-- begin DATA PROVIDED --

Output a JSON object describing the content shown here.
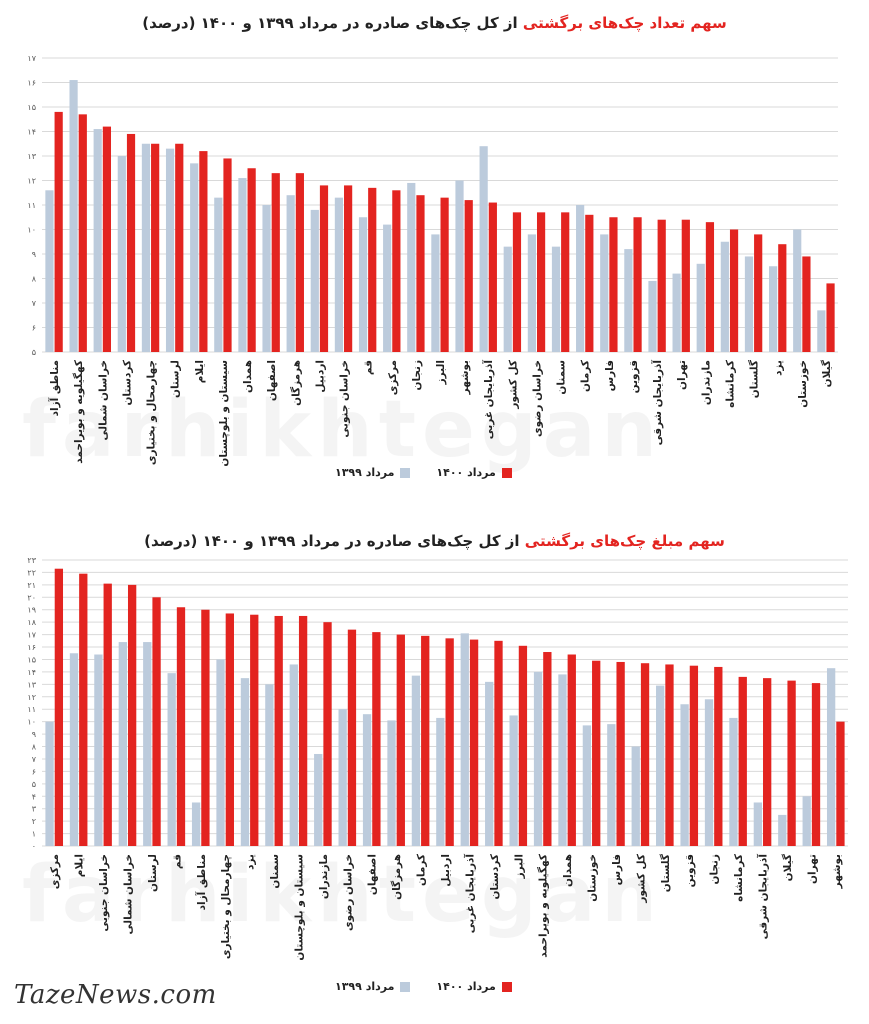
{
  "colors": {
    "series_1400": "#e32420",
    "series_1399": "#bccbdc",
    "grid": "#d9d9d9",
    "axis_text": "#555555"
  },
  "footer": {
    "brand": "TazeNews.com"
  },
  "watermark": {
    "text": "farhikhtegan"
  },
  "chart_data": [
    {
      "type": "bar",
      "title_highlight": "سهم تعداد چک‌های برگشتی",
      "title_rest": " از کل چک‌های صادره در مرداد ۱۳۹۹ و ۱۴۰۰ (درصد)",
      "ylim": [
        5,
        17
      ],
      "yticks": [
        "۵",
        "۶",
        "۷",
        "۸",
        "۹",
        "۱۰",
        "۱۱",
        "۱۲",
        "۱۳",
        "۱۴",
        "۱۵",
        "۱۶",
        "۱۷"
      ],
      "legend": [
        "مرداد ۱۴۰۰",
        "مرداد ۱۳۹۹"
      ],
      "categories": [
        "مناطق آزاد",
        "کهگیلویه و بویراحمد",
        "خراسان شمالی",
        "کردستان",
        "چهارمحال و بختیاری",
        "لرستان",
        "ایلام",
        "سیستان و بلوچستان",
        "همدان",
        "اصفهان",
        "هرمزگان",
        "اردبیل",
        "خراسان جنوبی",
        "قم",
        "مرکزی",
        "زنجان",
        "البرز",
        "بوشهر",
        "آذربایجان غربی",
        "کل کشور",
        "خراسان رضوی",
        "سمنان",
        "کرمان",
        "فارس",
        "قزوین",
        "آذربایجان شرقی",
        "تهران",
        "مازندران",
        "کرمانشاه",
        "گلستان",
        "یزد",
        "خوزستان",
        "گیلان"
      ],
      "series": [
        {
          "name": "مرداد ۱۴۰۰",
          "values": [
            14.8,
            14.7,
            14.2,
            13.9,
            13.5,
            13.5,
            13.2,
            12.9,
            12.5,
            12.3,
            12.3,
            11.8,
            11.8,
            11.7,
            11.6,
            11.4,
            11.3,
            11.2,
            11.1,
            10.7,
            10.7,
            10.7,
            10.6,
            10.5,
            10.5,
            10.4,
            10.4,
            10.3,
            10.0,
            9.8,
            9.4,
            8.9,
            7.8
          ]
        },
        {
          "name": "مرداد ۱۳۹۹",
          "values": [
            11.6,
            16.1,
            14.1,
            13.0,
            13.5,
            13.3,
            12.7,
            11.3,
            12.1,
            11.0,
            11.4,
            10.8,
            11.3,
            10.5,
            10.2,
            11.9,
            9.8,
            12.0,
            13.4,
            9.3,
            9.8,
            9.3,
            11.0,
            9.8,
            9.2,
            7.9,
            8.2,
            8.6,
            9.5,
            8.9,
            8.5,
            10.0,
            6.7
          ]
        }
      ]
    },
    {
      "type": "bar",
      "title_highlight": "سهم مبلغ چک‌های برگشتی",
      "title_rest": " از کل چک‌های صادره در مرداد ۱۳۹۹ و ۱۴۰۰ (درصد)",
      "ylim": [
        0,
        23
      ],
      "yticks": [
        "۰",
        "۱",
        "۲",
        "۳",
        "۴",
        "۵",
        "۶",
        "۷",
        "۸",
        "۹",
        "۱۰",
        "۱۱",
        "۱۲",
        "۱۳",
        "۱۴",
        "۱۵",
        "۱۶",
        "۱۷",
        "۱۸",
        "۱۹",
        "۲۰",
        "۲۱",
        "۲۲",
        "۲۳"
      ],
      "legend": [
        "مرداد ۱۴۰۰",
        "مرداد ۱۳۹۹"
      ],
      "categories": [
        "مرکزی",
        "ایلام",
        "خراسان جنوبی",
        "خراسان شمالی",
        "لرستان",
        "قم",
        "مناطق آزاد",
        "چهارمحال و بختیاری",
        "یزد",
        "سمنان",
        "سیستان و بلوچستان",
        "مازندران",
        "خراسان رضوی",
        "اصفهان",
        "هرمزگان",
        "کرمان",
        "اردبیل",
        "آذربایجان غربی",
        "کردستان",
        "البرز",
        "کهگیلویه و بویراحمد",
        "همدان",
        "خوزستان",
        "فارس",
        "کل کشور",
        "گلستان",
        "قزوین",
        "زنجان",
        "کرمانشاه",
        "آذربایجان شرقی",
        "گیلان",
        "تهران",
        "بوشهر"
      ],
      "series": [
        {
          "name": "مرداد ۱۴۰۰",
          "values": [
            22.3,
            21.9,
            21.1,
            21.0,
            20.0,
            19.2,
            19.0,
            18.7,
            18.6,
            18.5,
            18.5,
            18.0,
            17.4,
            17.2,
            17.0,
            16.9,
            16.7,
            16.6,
            16.5,
            16.1,
            15.6,
            15.4,
            14.9,
            14.8,
            14.7,
            14.6,
            14.5,
            14.4,
            13.6,
            13.5,
            13.3,
            13.1,
            10.0
          ]
        },
        {
          "name": "مرداد ۱۳۹۹",
          "values": [
            10.0,
            15.5,
            15.4,
            16.4,
            16.4,
            13.9,
            3.5,
            15.0,
            13.5,
            13.0,
            14.6,
            7.4,
            11.0,
            10.6,
            10.1,
            13.7,
            10.3,
            17.1,
            13.2,
            10.5,
            14.0,
            13.8,
            9.7,
            9.8,
            8.0,
            12.9,
            11.4,
            11.8,
            10.3,
            3.5,
            2.5,
            4.0,
            14.3
          ]
        }
      ]
    }
  ]
}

-- end DATA PROVIDED --

Copy everything in the records above except the pictures, exactly as written.

Output a JSON object describing the content shown here.
{
  "colors": {
    "series_1400": "#e32420",
    "series_1399": "#bccbdc",
    "grid": "#d9d9d9",
    "axis_text": "#555555"
  },
  "footer": {
    "brand": "TazeNews.com"
  },
  "watermark": {
    "text": "farhikhtegan"
  },
  "chart_data": [
    {
      "type": "bar",
      "title_highlight": "سهم تعداد چک‌های برگشتی",
      "title_rest": " از کل چک‌های صادره در مرداد ۱۳۹۹ و ۱۴۰۰ (درصد)",
      "ylim": [
        5,
        17
      ],
      "yticks": [
        "۵",
        "۶",
        "۷",
        "۸",
        "۹",
        "۱۰",
        "۱۱",
        "۱۲",
        "۱۳",
        "۱۴",
        "۱۵",
        "۱۶",
        "۱۷"
      ],
      "legend": [
        "مرداد ۱۴۰۰",
        "مرداد ۱۳۹۹"
      ],
      "categories": [
        "مناطق آزاد",
        "کهگیلویه و بویراحمد",
        "خراسان شمالی",
        "کردستان",
        "چهارمحال و بختیاری",
        "لرستان",
        "ایلام",
        "سیستان و بلوچستان",
        "همدان",
        "اصفهان",
        "هرمزگان",
        "اردبیل",
        "خراسان جنوبی",
        "قم",
        "مرکزی",
        "زنجان",
        "البرز",
        "بوشهر",
        "آذربایجان غربی",
        "کل کشور",
        "خراسان رضوی",
        "سمنان",
        "کرمان",
        "فارس",
        "قزوین",
        "آذربایجان شرقی",
        "تهران",
        "مازندران",
        "کرمانشاه",
        "گلستان",
        "یزد",
        "خوزستان",
        "گیلان"
      ],
      "series": [
        {
          "name": "مرداد ۱۴۰۰",
          "values": [
            14.8,
            14.7,
            14.2,
            13.9,
            13.5,
            13.5,
            13.2,
            12.9,
            12.5,
            12.3,
            12.3,
            11.8,
            11.8,
            11.7,
            11.6,
            11.4,
            11.3,
            11.2,
            11.1,
            10.7,
            10.7,
            10.7,
            10.6,
            10.5,
            10.5,
            10.4,
            10.4,
            10.3,
            10.0,
            9.8,
            9.4,
            8.9,
            7.8
          ]
        },
        {
          "name": "مرداد ۱۳۹۹",
          "values": [
            11.6,
            16.1,
            14.1,
            13.0,
            13.5,
            13.3,
            12.7,
            11.3,
            12.1,
            11.0,
            11.4,
            10.8,
            11.3,
            10.5,
            10.2,
            11.9,
            9.8,
            12.0,
            13.4,
            9.3,
            9.8,
            9.3,
            11.0,
            9.8,
            9.2,
            7.9,
            8.2,
            8.6,
            9.5,
            8.9,
            8.5,
            10.0,
            6.7
          ]
        }
      ]
    },
    {
      "type": "bar",
      "title_highlight": "سهم مبلغ چک‌های برگشتی",
      "title_rest": " از کل چک‌های صادره در مرداد ۱۳۹۹ و ۱۴۰۰ (درصد)",
      "ylim": [
        0,
        23
      ],
      "yticks": [
        "۰",
        "۱",
        "۲",
        "۳",
        "۴",
        "۵",
        "۶",
        "۷",
        "۸",
        "۹",
        "۱۰",
        "۱۱",
        "۱۲",
        "۱۳",
        "۱۴",
        "۱۵",
        "۱۶",
        "۱۷",
        "۱۸",
        "۱۹",
        "۲۰",
        "۲۱",
        "۲۲",
        "۲۳"
      ],
      "legend": [
        "مرداد ۱۴۰۰",
        "مرداد ۱۳۹۹"
      ],
      "categories": [
        "مرکزی",
        "ایلام",
        "خراسان جنوبی",
        "خراسان شمالی",
        "لرستان",
        "قم",
        "مناطق آزاد",
        "چهارمحال و بختیاری",
        "یزد",
        "سمنان",
        "سیستان و بلوچستان",
        "مازندران",
        "خراسان رضوی",
        "اصفهان",
        "هرمزگان",
        "کرمان",
        "اردبیل",
        "آذربایجان غربی",
        "کردستان",
        "البرز",
        "کهگیلویه و بویراحمد",
        "همدان",
        "خوزستان",
        "فارس",
        "کل کشور",
        "گلستان",
        "قزوین",
        "زنجان",
        "کرمانشاه",
        "آذربایجان شرقی",
        "گیلان",
        "تهران",
        "بوشهر"
      ],
      "series": [
        {
          "name": "مرداد ۱۴۰۰",
          "values": [
            22.3,
            21.9,
            21.1,
            21.0,
            20.0,
            19.2,
            19.0,
            18.7,
            18.6,
            18.5,
            18.5,
            18.0,
            17.4,
            17.2,
            17.0,
            16.9,
            16.7,
            16.6,
            16.5,
            16.1,
            15.6,
            15.4,
            14.9,
            14.8,
            14.7,
            14.6,
            14.5,
            14.4,
            13.6,
            13.5,
            13.3,
            13.1,
            10.0
          ]
        },
        {
          "name": "مرداد ۱۳۹۹",
          "values": [
            10.0,
            15.5,
            15.4,
            16.4,
            16.4,
            13.9,
            3.5,
            15.0,
            13.5,
            13.0,
            14.6,
            7.4,
            11.0,
            10.6,
            10.1,
            13.7,
            10.3,
            17.1,
            13.2,
            10.5,
            14.0,
            13.8,
            9.7,
            9.8,
            8.0,
            12.9,
            11.4,
            11.8,
            10.3,
            3.5,
            2.5,
            4.0,
            14.3
          ]
        }
      ]
    }
  ]
}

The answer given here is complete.